## begin SOURCE DATA

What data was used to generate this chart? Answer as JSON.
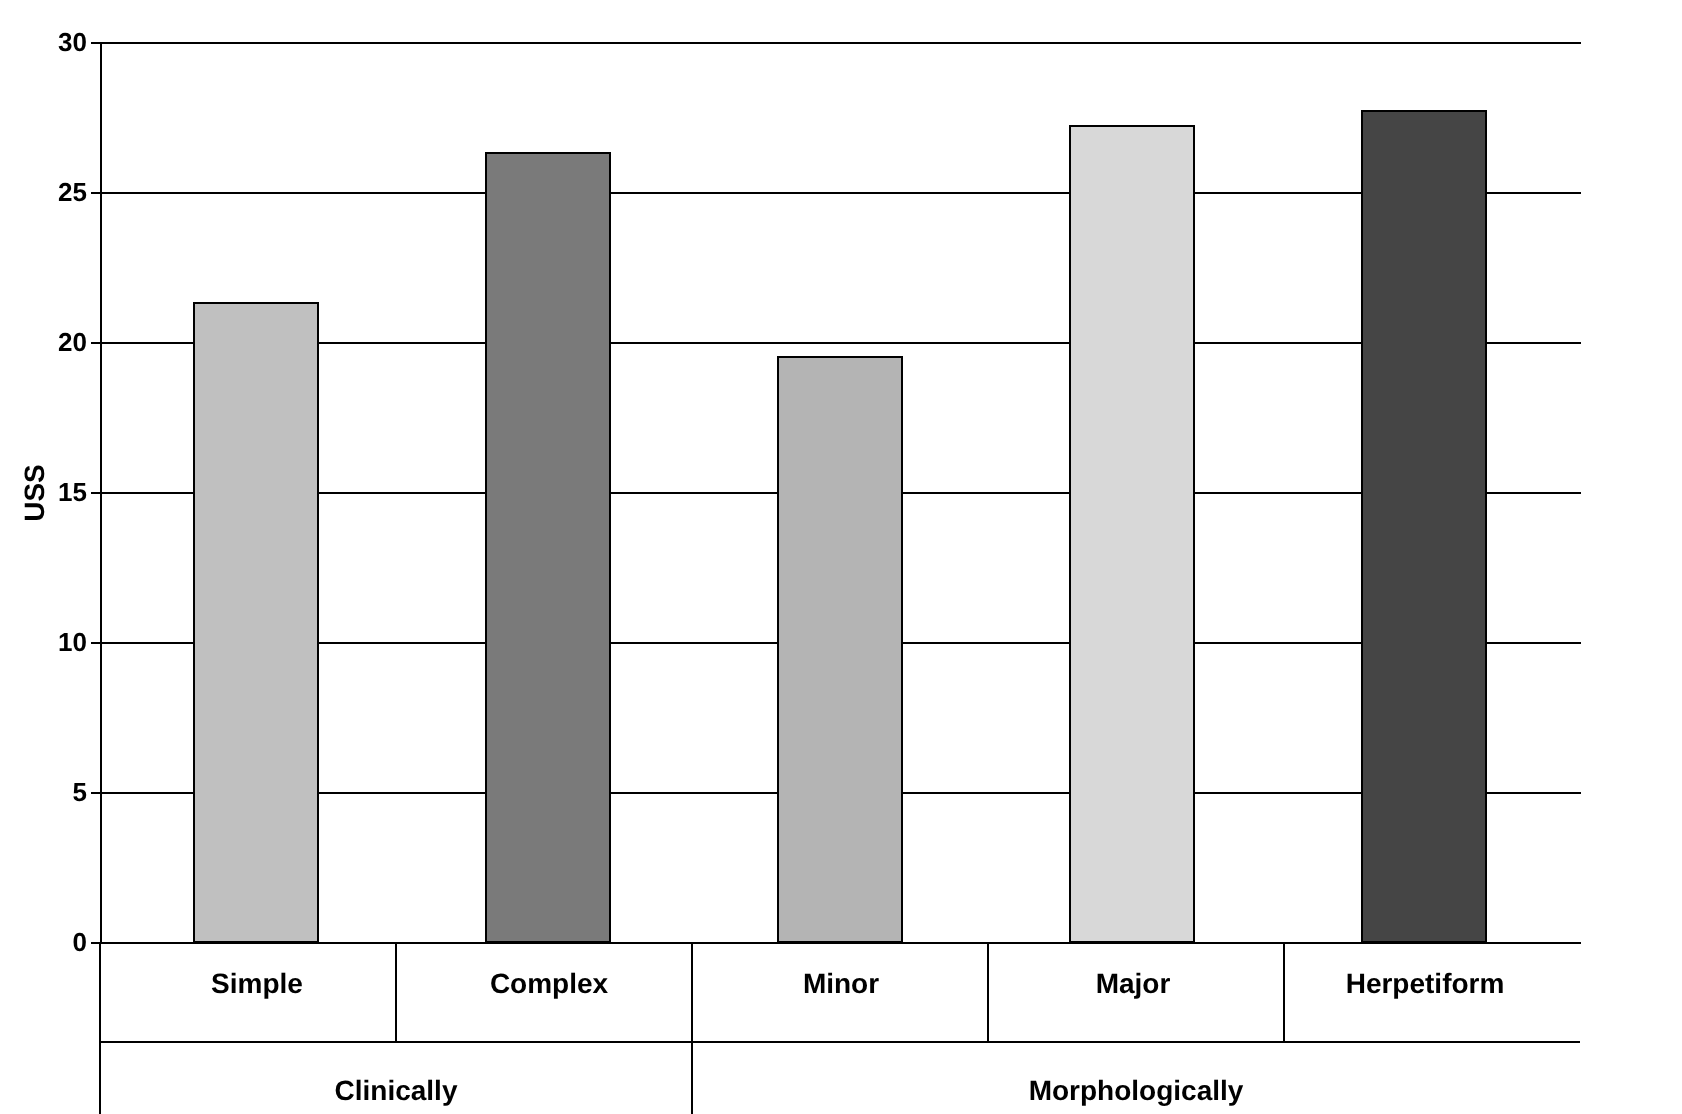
{
  "chart_data": {
    "type": "bar",
    "ylabel": "USS",
    "categories": [
      "Simple",
      "Complex",
      "Minor",
      "Major",
      "Herpetiform"
    ],
    "values": [
      21.3,
      26.3,
      19.5,
      27.2,
      27.7
    ],
    "colors": [
      "#c0c0c0",
      "#7a7a7a",
      "#b4b4b4",
      "#d8d8d8",
      "#454545"
    ],
    "ylim": [
      0,
      30
    ],
    "yticks": [
      0,
      5,
      10,
      15,
      20,
      25,
      30
    ],
    "grid": "y",
    "annotations": [
      "Clinically",
      "Morphologically"
    ]
  }
}
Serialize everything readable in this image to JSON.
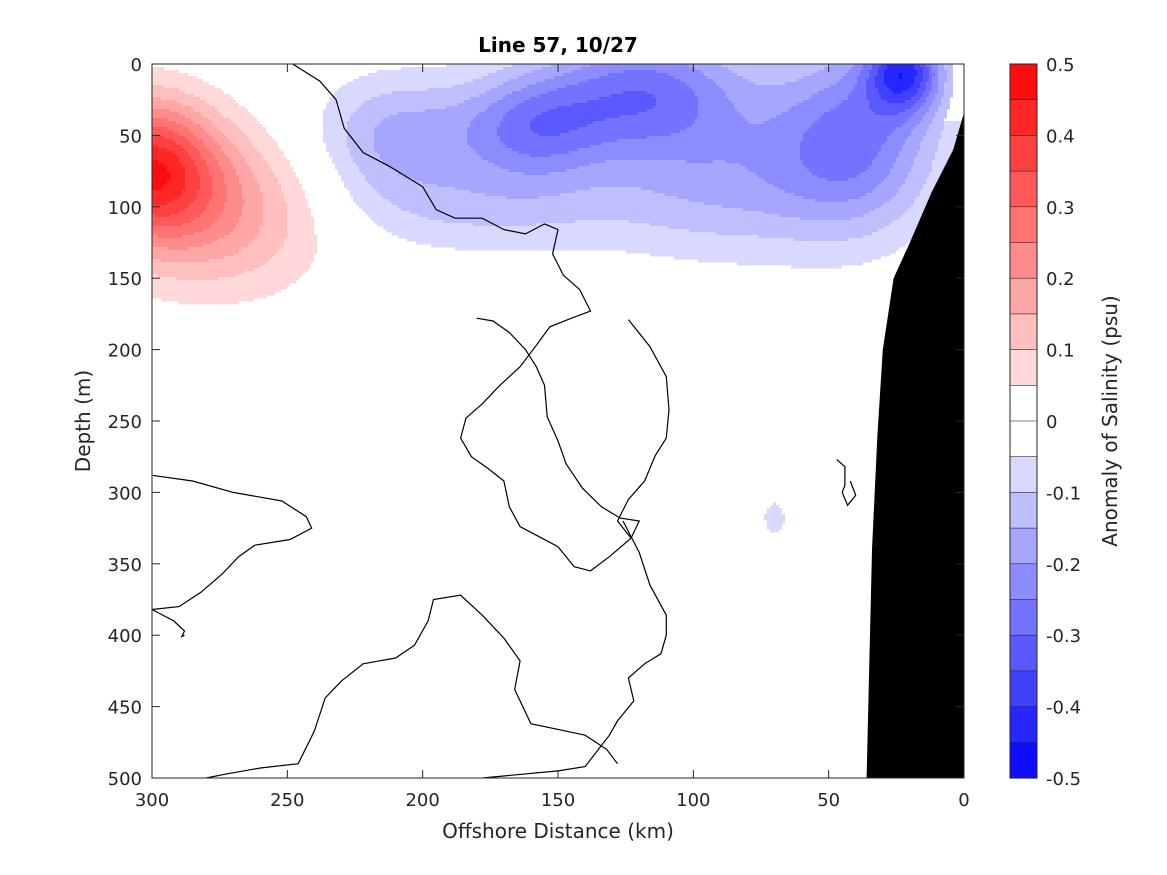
{
  "chart_data": {
    "type": "heatmap",
    "subtype": "filled-contour-section",
    "title": "Line 57, 10/27",
    "xlabel": "Offshore Distance (km)",
    "ylabel": "Depth (m)",
    "colorbar_label": "Anomaly of Salinity (psu)",
    "xlim": [
      300,
      0
    ],
    "x_direction": "reversed",
    "ylim": [
      0,
      500
    ],
    "y_direction": "reversed",
    "x_ticks": [
      "300",
      "250",
      "200",
      "150",
      "100",
      "50",
      "0"
    ],
    "x_tick_values": [
      300,
      250,
      200,
      150,
      100,
      50,
      0
    ],
    "y_ticks": [
      "0",
      "50",
      "100",
      "150",
      "200",
      "250",
      "300",
      "350",
      "400",
      "450",
      "500"
    ],
    "y_tick_values": [
      0,
      50,
      100,
      150,
      200,
      250,
      300,
      350,
      400,
      450,
      500
    ],
    "colorbar_ticks": [
      "0.5",
      "0.4",
      "0.3",
      "0.2",
      "0.1",
      "0",
      "-0.1",
      "-0.2",
      "-0.3",
      "-0.4",
      "-0.5"
    ],
    "colorbar_tick_values": [
      0.5,
      0.4,
      0.3,
      0.2,
      0.1,
      0,
      -0.1,
      -0.2,
      -0.3,
      -0.4,
      -0.5
    ],
    "colorbar_range": [
      -0.5,
      0.5
    ],
    "contour_step": 0.05,
    "colormap": {
      "negative_end": "#0000ff",
      "zero": "#ffffff",
      "positive_end": "#ff0000"
    },
    "zero_contour_color": "#000000",
    "topography_color": "#000000",
    "grid": false,
    "legend": "colorbar-right",
    "features": [
      {
        "name": "positive anomaly core",
        "value": 0.3,
        "center_km": 300,
        "center_depth_m": 70
      },
      {
        "name": "positive anomaly outer",
        "value": 0.1,
        "extent_km": [
          230,
          300
        ],
        "extent_depth_m": [
          0,
          180
        ]
      },
      {
        "name": "negative anomaly nearshore surface core",
        "value": -0.3,
        "center_km": 22,
        "center_depth_m": 5
      },
      {
        "name": "negative anomaly offshore core",
        "value": -0.25,
        "center_km": 120,
        "center_depth_m": 20
      },
      {
        "name": "negative anomaly extent",
        "value": -0.1,
        "extent_km": [
          5,
          250
        ],
        "extent_depth_m": [
          0,
          160
        ]
      },
      {
        "name": "small negative patch",
        "value": -0.1,
        "center_km": 70,
        "center_depth_m": 315
      }
    ]
  }
}
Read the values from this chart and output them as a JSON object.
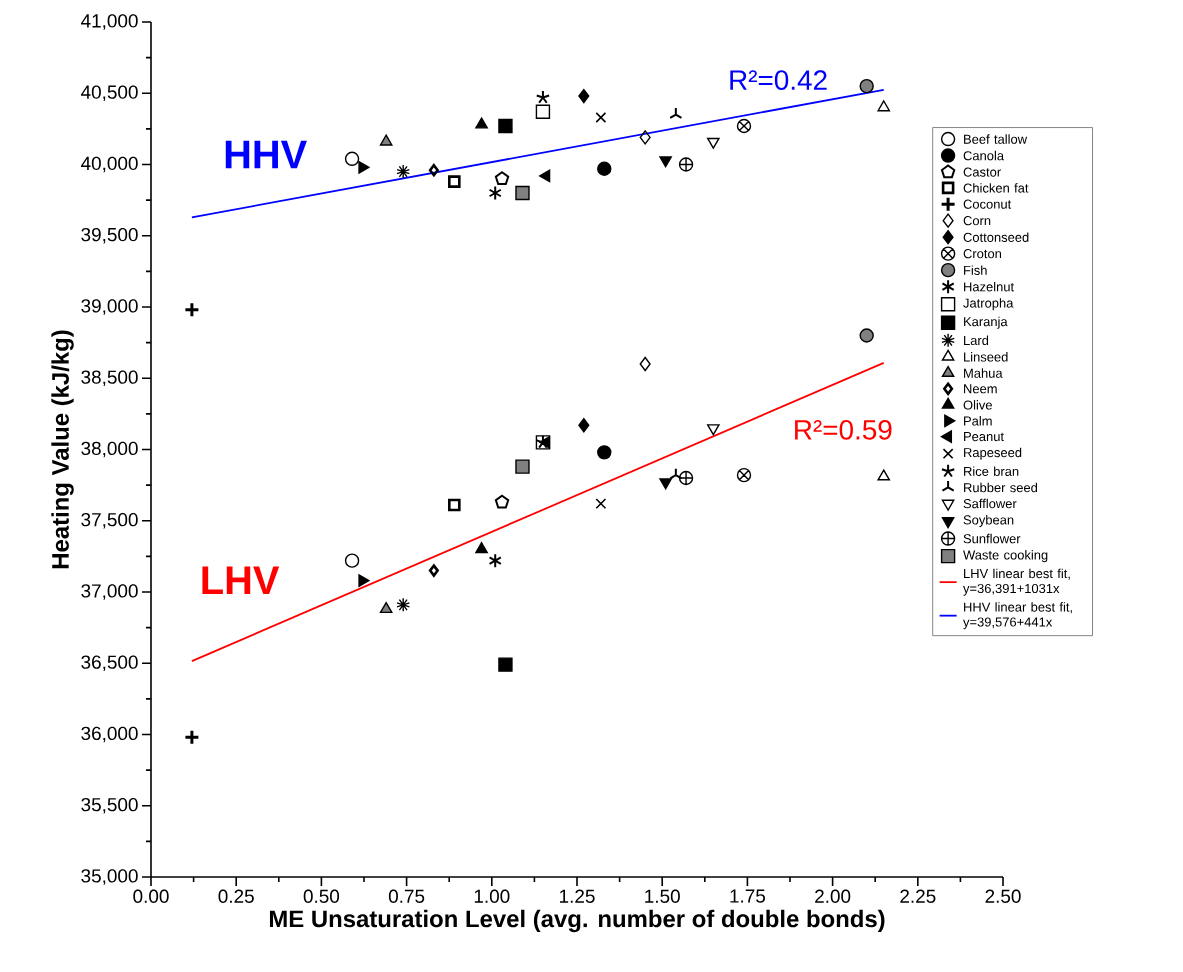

## end SOURCE DATA

> _WHAT THE TASK REQUIRES_:
Search the data for the word "JSON" and copy each line where it appears.

> _EXERCISE OUTPUT_:
What data was used to generate this chart? Answer as JSON.
Serialize everything readable in this image to JSON.
Read the values from this chart and output them as a JSON object.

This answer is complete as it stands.